▸ **Stored rows**
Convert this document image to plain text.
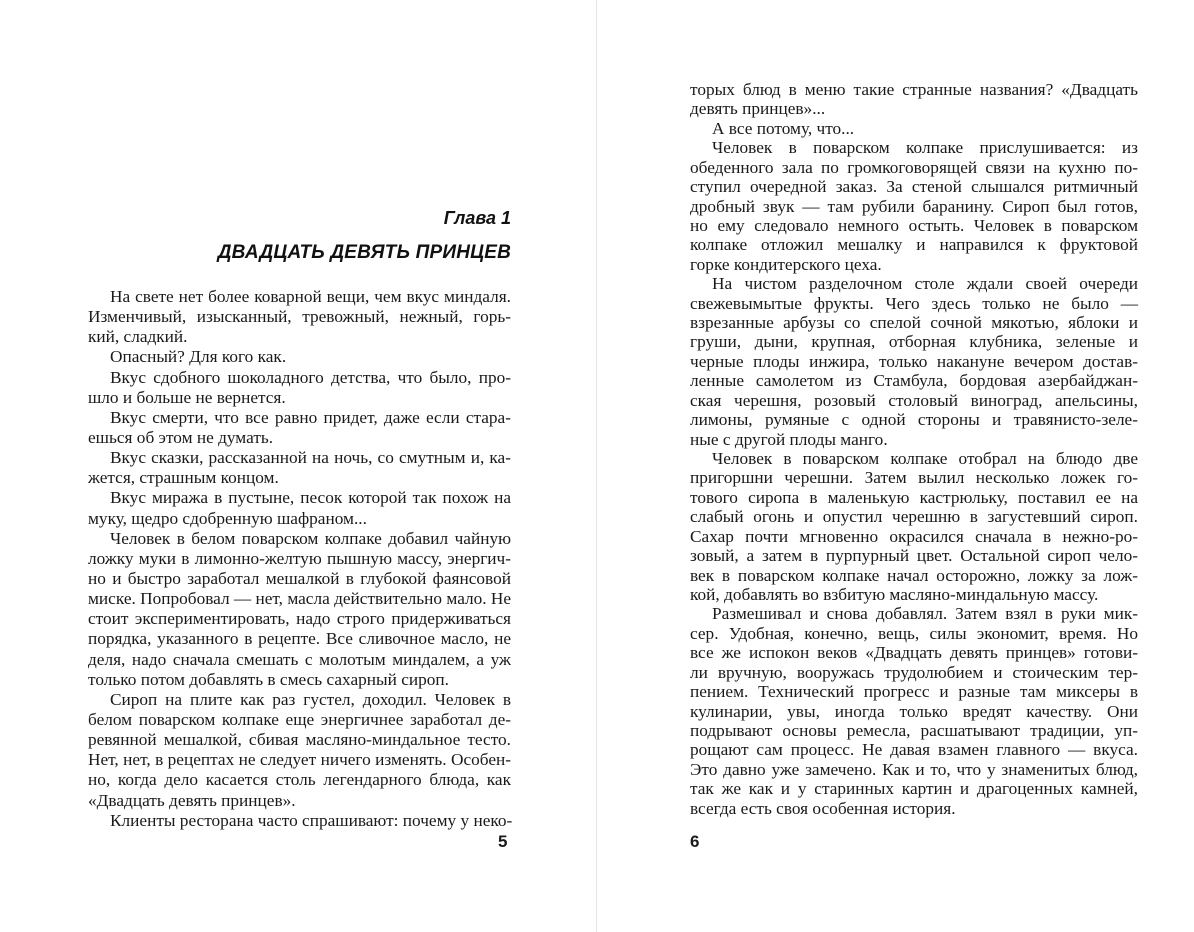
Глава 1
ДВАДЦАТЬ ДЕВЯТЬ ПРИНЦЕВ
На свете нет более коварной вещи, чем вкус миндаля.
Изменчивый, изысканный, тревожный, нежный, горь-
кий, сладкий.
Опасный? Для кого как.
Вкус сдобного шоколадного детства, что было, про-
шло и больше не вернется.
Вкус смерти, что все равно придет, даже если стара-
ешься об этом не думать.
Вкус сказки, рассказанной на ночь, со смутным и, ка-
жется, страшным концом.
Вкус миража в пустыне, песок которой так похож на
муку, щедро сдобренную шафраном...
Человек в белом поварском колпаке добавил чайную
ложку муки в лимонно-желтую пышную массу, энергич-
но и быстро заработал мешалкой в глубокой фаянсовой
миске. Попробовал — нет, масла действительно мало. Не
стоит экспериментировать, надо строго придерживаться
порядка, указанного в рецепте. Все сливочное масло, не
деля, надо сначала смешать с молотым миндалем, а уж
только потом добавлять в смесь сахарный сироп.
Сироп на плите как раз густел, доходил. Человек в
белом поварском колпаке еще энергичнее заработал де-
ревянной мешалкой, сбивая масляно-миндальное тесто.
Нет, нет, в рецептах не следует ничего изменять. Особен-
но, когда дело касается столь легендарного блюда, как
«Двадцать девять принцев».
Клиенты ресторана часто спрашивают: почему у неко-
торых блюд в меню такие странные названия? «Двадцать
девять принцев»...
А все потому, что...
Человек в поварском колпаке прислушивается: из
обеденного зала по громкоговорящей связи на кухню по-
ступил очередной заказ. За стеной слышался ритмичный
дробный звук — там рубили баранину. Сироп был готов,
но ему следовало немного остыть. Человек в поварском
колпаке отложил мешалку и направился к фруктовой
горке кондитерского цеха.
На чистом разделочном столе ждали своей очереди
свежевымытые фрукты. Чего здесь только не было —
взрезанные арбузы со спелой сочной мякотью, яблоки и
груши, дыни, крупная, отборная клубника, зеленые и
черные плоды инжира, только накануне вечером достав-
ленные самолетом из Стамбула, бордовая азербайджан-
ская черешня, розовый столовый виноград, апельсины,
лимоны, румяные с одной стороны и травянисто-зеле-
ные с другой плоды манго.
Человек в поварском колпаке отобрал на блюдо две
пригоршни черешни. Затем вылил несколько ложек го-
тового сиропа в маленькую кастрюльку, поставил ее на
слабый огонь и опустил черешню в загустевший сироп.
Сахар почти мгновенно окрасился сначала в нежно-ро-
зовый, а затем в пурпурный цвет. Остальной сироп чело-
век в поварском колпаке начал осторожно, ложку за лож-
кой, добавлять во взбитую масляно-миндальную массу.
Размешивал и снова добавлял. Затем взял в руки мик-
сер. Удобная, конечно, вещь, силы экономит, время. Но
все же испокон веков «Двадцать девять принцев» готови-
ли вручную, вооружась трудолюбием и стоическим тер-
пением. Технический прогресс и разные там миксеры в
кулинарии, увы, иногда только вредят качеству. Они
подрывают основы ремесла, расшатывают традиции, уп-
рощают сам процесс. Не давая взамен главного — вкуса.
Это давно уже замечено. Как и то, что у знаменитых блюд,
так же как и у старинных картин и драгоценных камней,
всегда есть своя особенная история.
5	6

▸ **The task**
Every entry above is to be set down exactly; the pictures are to be left out.

▸ **Finished exercise**
Convert this document image to plain text.
Глава 1
ДВАДЦАТЬ ДЕВЯТЬ ПРИНЦЕВ
На свете нет более коварной вещи, чем вкус миндаля.
Изменчивый, изысканный, тревожный, нежный, горь-
кий, сладкий.
Опасный? Для кого как.
Вкус сдобного шоколадного детства, что было, про-
шло и больше не вернется.
Вкус смерти, что все равно придет, даже если стара-
ешься об этом не думать.
Вкус сказки, рассказанной на ночь, со смутным и, ка-
жется, страшным концом.
Вкус миража в пустыне, песок которой так похож на
муку, щедро сдобренную шафраном...
Человек в белом поварском колпаке добавил чайную
ложку муки в лимонно-желтую пышную массу, энергич-
но и быстро заработал мешалкой в глубокой фаянсовой
миске. Попробовал — нет, масла действительно мало. Не
стоит экспериментировать, надо строго придерживаться
порядка, указанного в рецепте. Все сливочное масло, не
деля, надо сначала смешать с молотым миндалем, а уж
только потом добавлять в смесь сахарный сироп.
Сироп на плите как раз густел, доходил. Человек в
белом поварском колпаке еще энергичнее заработал де-
ревянной мешалкой, сбивая масляно-миндальное тесто.
Нет, нет, в рецептах не следует ничего изменять. Особен-
но, когда дело касается столь легендарного блюда, как
«Двадцать девять принцев».
Клиенты ресторана часто спрашивают: почему у неко-
торых блюд в меню такие странные названия? «Двадцать
девять принцев»...
А все потому, что...
Человек в поварском колпаке прислушивается: из
обеденного зала по громкоговорящей связи на кухню по-
ступил очередной заказ. За стеной слышался ритмичный
дробный звук — там рубили баранину. Сироп был готов,
но ему следовало немного остыть. Человек в поварском
колпаке отложил мешалку и направился к фруктовой
горке кондитерского цеха.
На чистом разделочном столе ждали своей очереди
свежевымытые фрукты. Чего здесь только не было —
взрезанные арбузы со спелой сочной мякотью, яблоки и
груши, дыни, крупная, отборная клубника, зеленые и
черные плоды инжира, только накануне вечером достав-
ленные самолетом из Стамбула, бордовая азербайджан-
ская черешня, розовый столовый виноград, апельсины,
лимоны, румяные с одной стороны и травянисто-зеле-
ные с другой плоды манго.
Человек в поварском колпаке отобрал на блюдо две
пригоршни черешни. Затем вылил несколько ложек го-
тового сиропа в маленькую кастрюльку, поставил ее на
слабый огонь и опустил черешню в загустевший сироп.
Сахар почти мгновенно окрасился сначала в нежно-ро-
зовый, а затем в пурпурный цвет. Остальной сироп чело-
век в поварском колпаке начал осторожно, ложку за лож-
кой, добавлять во взбитую масляно-миндальную массу.
Размешивал и снова добавлял. Затем взял в руки мик-
сер. Удобная, конечно, вещь, силы экономит, время. Но
все же испокон веков «Двадцать девять принцев» готови-
ли вручную, вооружась трудолюбием и стоическим тер-
пением. Технический прогресс и разные там миксеры в
кулинарии, увы, иногда только вредят качеству. Они
подрывают основы ремесла, расшатывают традиции, уп-
рощают сам процесс. Не давая взамен главного — вкуса.
Это давно уже замечено. Как и то, что у знаменитых блюд,
так же как и у старинных картин и драгоценных камней,
всегда есть своя особенная история.
5	6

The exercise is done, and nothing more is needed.